--- PROVIDED MATERIAL ---
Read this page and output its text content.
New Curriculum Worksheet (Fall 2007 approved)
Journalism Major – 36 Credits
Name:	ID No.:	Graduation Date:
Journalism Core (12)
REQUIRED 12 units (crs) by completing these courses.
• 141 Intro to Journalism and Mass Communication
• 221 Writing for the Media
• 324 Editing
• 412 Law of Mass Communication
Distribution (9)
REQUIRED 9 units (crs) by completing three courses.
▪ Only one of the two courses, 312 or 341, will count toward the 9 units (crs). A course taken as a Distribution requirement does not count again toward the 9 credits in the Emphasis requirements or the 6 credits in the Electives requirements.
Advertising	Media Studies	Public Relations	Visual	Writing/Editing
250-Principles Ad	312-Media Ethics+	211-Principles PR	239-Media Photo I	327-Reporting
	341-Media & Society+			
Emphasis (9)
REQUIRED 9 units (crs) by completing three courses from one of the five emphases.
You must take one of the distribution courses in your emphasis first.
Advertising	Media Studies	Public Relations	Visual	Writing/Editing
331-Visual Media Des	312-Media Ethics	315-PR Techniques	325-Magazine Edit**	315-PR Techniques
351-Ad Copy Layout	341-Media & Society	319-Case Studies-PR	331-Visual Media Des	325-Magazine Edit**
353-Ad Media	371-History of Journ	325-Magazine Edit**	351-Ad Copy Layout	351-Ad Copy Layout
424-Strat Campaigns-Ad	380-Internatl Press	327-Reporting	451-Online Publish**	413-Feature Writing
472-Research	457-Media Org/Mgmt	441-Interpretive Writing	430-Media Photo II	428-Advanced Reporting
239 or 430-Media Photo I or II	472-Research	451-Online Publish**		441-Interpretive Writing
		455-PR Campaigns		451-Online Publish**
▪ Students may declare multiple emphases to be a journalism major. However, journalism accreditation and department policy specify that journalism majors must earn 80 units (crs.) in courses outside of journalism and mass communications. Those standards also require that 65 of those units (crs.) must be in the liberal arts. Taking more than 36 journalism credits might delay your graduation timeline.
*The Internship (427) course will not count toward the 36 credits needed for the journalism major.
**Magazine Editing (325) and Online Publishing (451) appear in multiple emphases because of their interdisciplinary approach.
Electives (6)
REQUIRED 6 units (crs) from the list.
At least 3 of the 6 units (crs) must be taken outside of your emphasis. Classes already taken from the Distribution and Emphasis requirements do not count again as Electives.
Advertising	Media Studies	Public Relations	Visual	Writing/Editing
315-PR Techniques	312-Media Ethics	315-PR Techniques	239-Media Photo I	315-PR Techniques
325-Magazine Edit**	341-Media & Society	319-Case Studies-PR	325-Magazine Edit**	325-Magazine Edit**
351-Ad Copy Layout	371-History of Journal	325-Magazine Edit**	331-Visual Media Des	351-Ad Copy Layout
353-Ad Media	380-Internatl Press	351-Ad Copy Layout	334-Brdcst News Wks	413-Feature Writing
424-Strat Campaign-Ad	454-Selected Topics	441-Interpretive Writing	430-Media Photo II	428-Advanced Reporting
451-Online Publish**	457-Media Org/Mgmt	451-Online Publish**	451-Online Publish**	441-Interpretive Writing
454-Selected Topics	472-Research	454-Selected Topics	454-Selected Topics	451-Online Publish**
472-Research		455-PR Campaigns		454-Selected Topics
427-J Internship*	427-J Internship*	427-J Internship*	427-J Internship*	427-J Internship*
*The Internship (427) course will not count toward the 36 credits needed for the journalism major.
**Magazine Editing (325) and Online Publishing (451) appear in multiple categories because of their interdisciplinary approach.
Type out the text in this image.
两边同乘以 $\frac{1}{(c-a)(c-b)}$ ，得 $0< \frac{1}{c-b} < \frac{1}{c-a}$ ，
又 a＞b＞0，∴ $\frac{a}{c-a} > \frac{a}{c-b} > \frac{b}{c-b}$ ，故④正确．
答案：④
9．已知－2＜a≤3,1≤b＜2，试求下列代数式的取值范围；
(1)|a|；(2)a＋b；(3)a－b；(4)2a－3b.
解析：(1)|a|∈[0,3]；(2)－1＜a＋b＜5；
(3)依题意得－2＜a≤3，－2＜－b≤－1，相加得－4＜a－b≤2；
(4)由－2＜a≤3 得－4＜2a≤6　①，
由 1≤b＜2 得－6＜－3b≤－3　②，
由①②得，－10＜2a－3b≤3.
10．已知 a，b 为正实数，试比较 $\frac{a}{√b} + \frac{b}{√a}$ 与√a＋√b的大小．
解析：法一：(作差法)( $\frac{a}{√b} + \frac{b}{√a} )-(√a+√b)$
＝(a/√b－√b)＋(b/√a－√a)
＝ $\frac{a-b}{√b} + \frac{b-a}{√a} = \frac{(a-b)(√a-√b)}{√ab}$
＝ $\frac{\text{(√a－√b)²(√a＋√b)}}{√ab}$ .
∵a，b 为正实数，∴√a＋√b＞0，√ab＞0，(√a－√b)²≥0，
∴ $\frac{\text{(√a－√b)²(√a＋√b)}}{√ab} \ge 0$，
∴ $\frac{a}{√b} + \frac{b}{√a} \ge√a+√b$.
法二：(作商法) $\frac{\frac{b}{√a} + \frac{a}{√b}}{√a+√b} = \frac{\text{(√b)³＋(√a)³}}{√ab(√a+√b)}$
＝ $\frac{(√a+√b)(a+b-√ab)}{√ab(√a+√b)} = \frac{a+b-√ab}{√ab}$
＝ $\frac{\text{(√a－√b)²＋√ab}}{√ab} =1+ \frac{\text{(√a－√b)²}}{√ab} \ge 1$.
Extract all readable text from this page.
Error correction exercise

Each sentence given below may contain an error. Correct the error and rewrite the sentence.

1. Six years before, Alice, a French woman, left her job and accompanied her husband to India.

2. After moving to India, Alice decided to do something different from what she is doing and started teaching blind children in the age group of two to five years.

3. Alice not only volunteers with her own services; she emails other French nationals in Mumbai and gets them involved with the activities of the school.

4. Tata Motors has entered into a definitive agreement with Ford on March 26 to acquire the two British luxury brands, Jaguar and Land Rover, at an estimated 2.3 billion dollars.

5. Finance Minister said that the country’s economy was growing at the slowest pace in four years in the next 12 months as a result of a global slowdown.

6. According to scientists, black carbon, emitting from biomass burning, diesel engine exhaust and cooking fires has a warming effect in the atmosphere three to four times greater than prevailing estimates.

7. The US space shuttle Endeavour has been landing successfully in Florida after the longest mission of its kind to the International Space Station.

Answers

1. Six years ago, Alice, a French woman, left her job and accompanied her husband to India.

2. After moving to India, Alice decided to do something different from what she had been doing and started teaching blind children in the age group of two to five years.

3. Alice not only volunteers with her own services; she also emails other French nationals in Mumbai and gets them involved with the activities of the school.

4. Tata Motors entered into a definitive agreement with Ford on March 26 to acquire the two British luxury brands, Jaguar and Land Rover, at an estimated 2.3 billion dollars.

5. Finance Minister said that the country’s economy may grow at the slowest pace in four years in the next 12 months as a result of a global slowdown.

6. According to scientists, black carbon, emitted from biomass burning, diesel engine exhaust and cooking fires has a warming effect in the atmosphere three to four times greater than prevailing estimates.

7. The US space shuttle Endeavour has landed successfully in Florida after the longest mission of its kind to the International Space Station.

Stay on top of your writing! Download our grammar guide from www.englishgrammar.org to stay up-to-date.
---
SET PROBLEM:
Reproduce each record exactly, leaving nothing out.

ANSWER TO THIS PROBLEM:
Read this page and output its text content.
New Curriculum Worksheet (Fall 2007 approved)
Journalism Major – 36 Credits
Name:	ID No.:	Graduation Date:
Journalism Core (12)
REQUIRED 12 units (crs) by completing these courses.
• 141 Intro to Journalism and Mass Communication
• 221 Writing for the Media
• 324 Editing
• 412 Law of Mass Communication
Distribution (9)
REQUIRED 9 units (crs) by completing three courses.
▪ Only one of the two courses, 312 or 341, will count toward the 9 units (crs). A course taken as a Distribution requirement does not count again toward the 9 credits in the Emphasis requirements or the 6 credits in the Electives requirements.
Advertising	Media Studies	Public Relations	Visual	Writing/Editing
250-Principles Ad	312-Media Ethics+	211-Principles PR	239-Media Photo I	327-Reporting
	341-Media & Society+			
Emphasis (9)
REQUIRED 9 units (crs) by completing three courses from one of the five emphases.
You must take one of the distribution courses in your emphasis first.
Advertising	Media Studies	Public Relations	Visual	Writing/Editing
331-Visual Media Des	312-Media Ethics	315-PR Techniques	325-Magazine Edit**	315-PR Techniques
351-Ad Copy Layout	341-Media & Society	319-Case Studies-PR	331-Visual Media Des	325-Magazine Edit**
353-Ad Media	371-History of Journ	325-Magazine Edit**	351-Ad Copy Layout	351-Ad Copy Layout
424-Strat Campaigns-Ad	380-Internatl Press	327-Reporting	451-Online Publish**	413-Feature Writing
472-Research	457-Media Org/Mgmt	441-Interpretive Writing	430-Media Photo II	428-Advanced Reporting
239 or 430-Media Photo I or II	472-Research	451-Online Publish**		441-Interpretive Writing
		455-PR Campaigns		451-Online Publish**
▪ Students may declare multiple emphases to be a journalism major. However, journalism accreditation and department policy specify that journalism majors must earn 80 units (crs.) in courses outside of journalism and mass communications. Those standards also require that 65 of those units (crs.) must be in the liberal arts. Taking more than 36 journalism credits might delay your graduation timeline.
*The Internship (427) course will not count toward the 36 credits needed for the journalism major.
**Magazine Editing (325) and Online Publishing (451) appear in multiple emphases because of their interdisciplinary approach.
Electives (6)
REQUIRED 6 units (crs) from the list.
At least 3 of the 6 units (crs) must be taken outside of your emphasis. Classes already taken from the Distribution and Emphasis requirements do not count again as Electives.
Advertising	Media Studies	Public Relations	Visual	Writing/Editing
315-PR Techniques	312-Media Ethics	315-PR Techniques	239-Media Photo I	315-PR Techniques
325-Magazine Edit**	341-Media & Society	319-Case Studies-PR	325-Magazine Edit**	325-Magazine Edit**
351-Ad Copy Layout	371-History of Journal	325-Magazine Edit**	331-Visual Media Des	351-Ad Copy Layout
353-Ad Media	380-Internatl Press	351-Ad Copy Layout	334-Brdcst News Wks	413-Feature Writing
424-Strat Campaign-Ad	454-Selected Topics	441-Interpretive Writing	430-Media Photo II	428-Advanced Reporting
451-Online Publish**	457-Media Org/Mgmt	451-Online Publish**	451-Online Publish**	441-Interpretive Writing
454-Selected Topics	472-Research	454-Selected Topics	454-Selected Topics	451-Online Publish**
472-Research		455-PR Campaigns		454-Selected Topics
427-J Internship*	427-J Internship*	427-J Internship*	427-J Internship*	427-J Internship*
*The Internship (427) course will not count toward the 36 credits needed for the journalism major.
**Magazine Editing (325) and Online Publishing (451) appear in multiple categories because of their interdisciplinary approach.
Type out the text in this image.
两边同乘以 $\frac{1}{(c-a)(c-b)}$ ，得 $0< \frac{1}{c-b} < \frac{1}{c-a}$ ，
又 a＞b＞0，∴ $\frac{a}{c-a} > \frac{a}{c-b} > \frac{b}{c-b}$ ，故④正确．
答案：④
9．已知－2＜a≤3,1≤b＜2，试求下列代数式的取值范围；
(1)|a|；(2)a＋b；(3)a－b；(4)2a－3b.
解析：(1)|a|∈[0,3]；(2)－1＜a＋b＜5；
(3)依题意得－2＜a≤3，－2＜－b≤－1，相加得－4＜a－b≤2；
(4)由－2＜a≤3 得－4＜2a≤6　①，
由 1≤b＜2 得－6＜－3b≤－3　②，
由①②得，－10＜2a－3b≤3.
10．已知 a，b 为正实数，试比较 $\frac{a}{√b} + \frac{b}{√a}$ 与√a＋√b的大小．
解析：法一：(作差法)( $\frac{a}{√b} + \frac{b}{√a} )-(√a+√b)$
＝(a/√b－√b)＋(b/√a－√a)
＝ $\frac{a-b}{√b} + \frac{b-a}{√a} = \frac{(a-b)(√a-√b)}{√ab}$
＝ $\frac{\text{(√a－√b)²(√a＋√b)}}{√ab}$ .
∵a，b 为正实数，∴√a＋√b＞0，√ab＞0，(√a－√b)²≥0，
∴ $\frac{\text{(√a－√b)²(√a＋√b)}}{√ab} \ge 0$，
∴ $\frac{a}{√b} + \frac{b}{√a} \ge√a+√b$.
法二：(作商法) $\frac{\frac{b}{√a} + \frac{a}{√b}}{√a+√b} = \frac{\text{(√b)³＋(√a)³}}{√ab(√a+√b)}$
＝ $\frac{(√a+√b)(a+b-√ab)}{√ab(√a+√b)} = \frac{a+b-√ab}{√ab}$
＝ $\frac{\text{(√a－√b)²＋√ab}}{√ab} =1+ \frac{\text{(√a－√b)²}}{√ab} \ge 1$.
Extract all readable text from this page.
Error correction exercise

Each sentence given below may contain an error. Correct the error and rewrite the sentence.

1. Six years before, Alice, a French woman, left her job and accompanied her husband to India.

2. After moving to India, Alice decided to do something different from what she is doing and started teaching blind children in the age group of two to five years.

3. Alice not only volunteers with her own services; she emails other French nationals in Mumbai and gets them involved with the activities of the school.

4. Tata Motors has entered into a definitive agreement with Ford on March 26 to acquire the two British luxury brands, Jaguar and Land Rover, at an estimated 2.3 billion dollars.

5. Finance Minister said that the country’s economy was growing at the slowest pace in four years in the next 12 months as a result of a global slowdown.

6. According to scientists, black carbon, emitting from biomass burning, diesel engine exhaust and cooking fires has a warming effect in the atmosphere three to four times greater than prevailing estimates.

7. The US space shuttle Endeavour has been landing successfully in Florida after the longest mission of its kind to the International Space Station.

Answers

1. Six years ago, Alice, a French woman, left her job and accompanied her husband to India.

2. After moving to India, Alice decided to do something different from what she had been doing and started teaching blind children in the age group of two to five years.

3. Alice not only volunteers with her own services; she also emails other French nationals in Mumbai and gets them involved with the activities of the school.

4. Tata Motors entered into a definitive agreement with Ford on March 26 to acquire the two British luxury brands, Jaguar and Land Rover, at an estimated 2.3 billion dollars.

5. Finance Minister said that the country’s economy may grow at the slowest pace in four years in the next 12 months as a result of a global slowdown.

6. According to scientists, black carbon, emitted from biomass burning, diesel engine exhaust and cooking fires has a warming effect in the atmosphere three to four times greater than prevailing estimates.

7. The US space shuttle Endeavour has landed successfully in Florida after the longest mission of its kind to the International Space Station.

Stay on top of your writing! Download our grammar guide from www.englishgrammar.org to stay up-to-date.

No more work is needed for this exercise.